**WHAT TO DO:**
Write out each line exactly as it stands, please.

**GIVEN INFORMATION:**
^^^^

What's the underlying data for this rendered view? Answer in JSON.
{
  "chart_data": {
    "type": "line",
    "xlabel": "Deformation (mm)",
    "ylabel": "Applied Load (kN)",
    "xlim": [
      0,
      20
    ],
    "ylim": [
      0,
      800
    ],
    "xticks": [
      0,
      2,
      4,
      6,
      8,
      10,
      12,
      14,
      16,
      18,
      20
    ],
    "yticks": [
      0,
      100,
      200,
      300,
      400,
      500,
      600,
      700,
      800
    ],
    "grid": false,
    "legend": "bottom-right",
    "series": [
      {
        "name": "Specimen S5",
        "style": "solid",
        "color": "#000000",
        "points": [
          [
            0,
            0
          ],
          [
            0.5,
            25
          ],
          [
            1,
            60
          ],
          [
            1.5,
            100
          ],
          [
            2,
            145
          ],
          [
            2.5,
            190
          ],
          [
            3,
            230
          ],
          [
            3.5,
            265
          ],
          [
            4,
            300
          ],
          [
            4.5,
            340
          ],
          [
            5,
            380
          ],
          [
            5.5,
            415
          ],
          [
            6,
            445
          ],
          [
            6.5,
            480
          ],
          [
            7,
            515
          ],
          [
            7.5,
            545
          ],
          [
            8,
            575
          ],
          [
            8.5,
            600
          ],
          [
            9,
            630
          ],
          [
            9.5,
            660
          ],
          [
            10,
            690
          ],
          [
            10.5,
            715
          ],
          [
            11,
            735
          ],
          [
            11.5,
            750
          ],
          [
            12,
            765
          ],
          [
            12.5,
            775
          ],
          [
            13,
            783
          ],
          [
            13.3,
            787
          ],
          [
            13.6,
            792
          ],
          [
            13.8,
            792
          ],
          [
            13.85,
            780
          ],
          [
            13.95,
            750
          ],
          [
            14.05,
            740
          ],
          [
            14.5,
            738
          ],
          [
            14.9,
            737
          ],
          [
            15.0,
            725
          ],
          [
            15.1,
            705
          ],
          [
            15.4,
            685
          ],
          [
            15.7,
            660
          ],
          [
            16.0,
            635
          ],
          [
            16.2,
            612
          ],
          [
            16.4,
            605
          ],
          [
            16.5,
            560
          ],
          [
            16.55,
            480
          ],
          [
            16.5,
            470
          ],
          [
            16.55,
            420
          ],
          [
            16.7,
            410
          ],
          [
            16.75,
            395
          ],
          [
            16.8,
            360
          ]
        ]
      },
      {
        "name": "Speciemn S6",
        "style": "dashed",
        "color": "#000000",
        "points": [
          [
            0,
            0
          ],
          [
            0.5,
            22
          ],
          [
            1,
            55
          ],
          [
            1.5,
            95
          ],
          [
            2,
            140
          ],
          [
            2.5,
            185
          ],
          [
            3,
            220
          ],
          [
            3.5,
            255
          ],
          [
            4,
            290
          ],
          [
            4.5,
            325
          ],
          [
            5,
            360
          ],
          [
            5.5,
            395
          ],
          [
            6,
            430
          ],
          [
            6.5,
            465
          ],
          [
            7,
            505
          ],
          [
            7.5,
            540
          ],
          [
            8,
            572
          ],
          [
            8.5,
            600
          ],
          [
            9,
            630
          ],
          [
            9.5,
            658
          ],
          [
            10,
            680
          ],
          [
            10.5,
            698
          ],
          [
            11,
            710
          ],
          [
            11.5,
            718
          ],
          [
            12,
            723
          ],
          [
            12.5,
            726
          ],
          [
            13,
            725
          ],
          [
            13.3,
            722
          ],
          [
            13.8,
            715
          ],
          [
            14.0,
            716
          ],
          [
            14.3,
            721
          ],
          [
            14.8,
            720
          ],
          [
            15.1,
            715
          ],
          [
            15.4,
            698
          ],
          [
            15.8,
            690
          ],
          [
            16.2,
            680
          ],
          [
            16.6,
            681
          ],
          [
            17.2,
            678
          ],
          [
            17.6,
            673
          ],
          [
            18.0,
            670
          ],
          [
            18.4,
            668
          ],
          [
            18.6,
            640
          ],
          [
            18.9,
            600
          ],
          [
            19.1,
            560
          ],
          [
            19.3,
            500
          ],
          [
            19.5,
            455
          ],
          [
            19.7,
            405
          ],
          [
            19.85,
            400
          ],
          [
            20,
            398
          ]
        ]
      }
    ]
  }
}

^^^^

**RESPONSE:**
What's the underlying data for this rendered view? Answer in JSON.
{
  "chart_data": {
    "type": "line",
    "xlabel": "Deformation (mm)",
    "ylabel": "Applied Load (kN)",
    "xlim": [
      0,
      20
    ],
    "ylim": [
      0,
      800
    ],
    "xticks": [
      0,
      2,
      4,
      6,
      8,
      10,
      12,
      14,
      16,
      18,
      20
    ],
    "yticks": [
      0,
      100,
      200,
      300,
      400,
      500,
      600,
      700,
      800
    ],
    "grid": false,
    "legend": "bottom-right",
    "series": [
      {
        "name": "Specimen S5",
        "style": "solid",
        "color": "#000000",
        "points": [
          [
            0,
            0
          ],
          [
            0.5,
            25
          ],
          [
            1,
            60
          ],
          [
            1.5,
            100
          ],
          [
            2,
            145
          ],
          [
            2.5,
            190
          ],
          [
            3,
            230
          ],
          [
            3.5,
            265
          ],
          [
            4,
            300
          ],
          [
            4.5,
            340
          ],
          [
            5,
            380
          ],
          [
            5.5,
            415
          ],
          [
            6,
            445
          ],
          [
            6.5,
            480
          ],
          [
            7,
            515
          ],
          [
            7.5,
            545
          ],
          [
            8,
            575
          ],
          [
            8.5,
            600
          ],
          [
            9,
            630
          ],
          [
            9.5,
            660
          ],
          [
            10,
            690
          ],
          [
            10.5,
            715
          ],
          [
            11,
            735
          ],
          [
            11.5,
            750
          ],
          [
            12,
            765
          ],
          [
            12.5,
            775
          ],
          [
            13,
            783
          ],
          [
            13.3,
            787
          ],
          [
            13.6,
            792
          ],
          [
            13.8,
            792
          ],
          [
            13.85,
            780
          ],
          [
            13.95,
            750
          ],
          [
            14.05,
            740
          ],
          [
            14.5,
            738
          ],
          [
            14.9,
            737
          ],
          [
            15.0,
            725
          ],
          [
            15.1,
            705
          ],
          [
            15.4,
            685
          ],
          [
            15.7,
            660
          ],
          [
            16.0,
            635
          ],
          [
            16.2,
            612
          ],
          [
            16.4,
            605
          ],
          [
            16.5,
            560
          ],
          [
            16.55,
            480
          ],
          [
            16.5,
            470
          ],
          [
            16.55,
            420
          ],
          [
            16.7,
            410
          ],
          [
            16.75,
            395
          ],
          [
            16.8,
            360
          ]
        ]
      },
      {
        "name": "Speciemn S6",
        "style": "dashed",
        "color": "#000000",
        "points": [
          [
            0,
            0
          ],
          [
            0.5,
            22
          ],
          [
            1,
            55
          ],
          [
            1.5,
            95
          ],
          [
            2,
            140
          ],
          [
            2.5,
            185
          ],
          [
            3,
            220
          ],
          [
            3.5,
            255
          ],
          [
            4,
            290
          ],
          [
            4.5,
            325
          ],
          [
            5,
            360
          ],
          [
            5.5,
            395
          ],
          [
            6,
            430
          ],
          [
            6.5,
            465
          ],
          [
            7,
            505
          ],
          [
            7.5,
            540
          ],
          [
            8,
            572
          ],
          [
            8.5,
            600
          ],
          [
            9,
            630
          ],
          [
            9.5,
            658
          ],
          [
            10,
            680
          ],
          [
            10.5,
            698
          ],
          [
            11,
            710
          ],
          [
            11.5,
            718
          ],
          [
            12,
            723
          ],
          [
            12.5,
            726
          ],
          [
            13,
            725
          ],
          [
            13.3,
            722
          ],
          [
            13.8,
            715
          ],
          [
            14.0,
            716
          ],
          [
            14.3,
            721
          ],
          [
            14.8,
            720
          ],
          [
            15.1,
            715
          ],
          [
            15.4,
            698
          ],
          [
            15.8,
            690
          ],
          [
            16.2,
            680
          ],
          [
            16.6,
            681
          ],
          [
            17.2,
            678
          ],
          [
            17.6,
            673
          ],
          [
            18.0,
            670
          ],
          [
            18.4,
            668
          ],
          [
            18.6,
            640
          ],
          [
            18.9,
            600
          ],
          [
            19.1,
            560
          ],
          [
            19.3,
            500
          ],
          [
            19.5,
            455
          ],
          [
            19.7,
            405
          ],
          [
            19.85,
            400
          ],
          [
            20,
            398
          ]
        ]
      }
    ]
  }
}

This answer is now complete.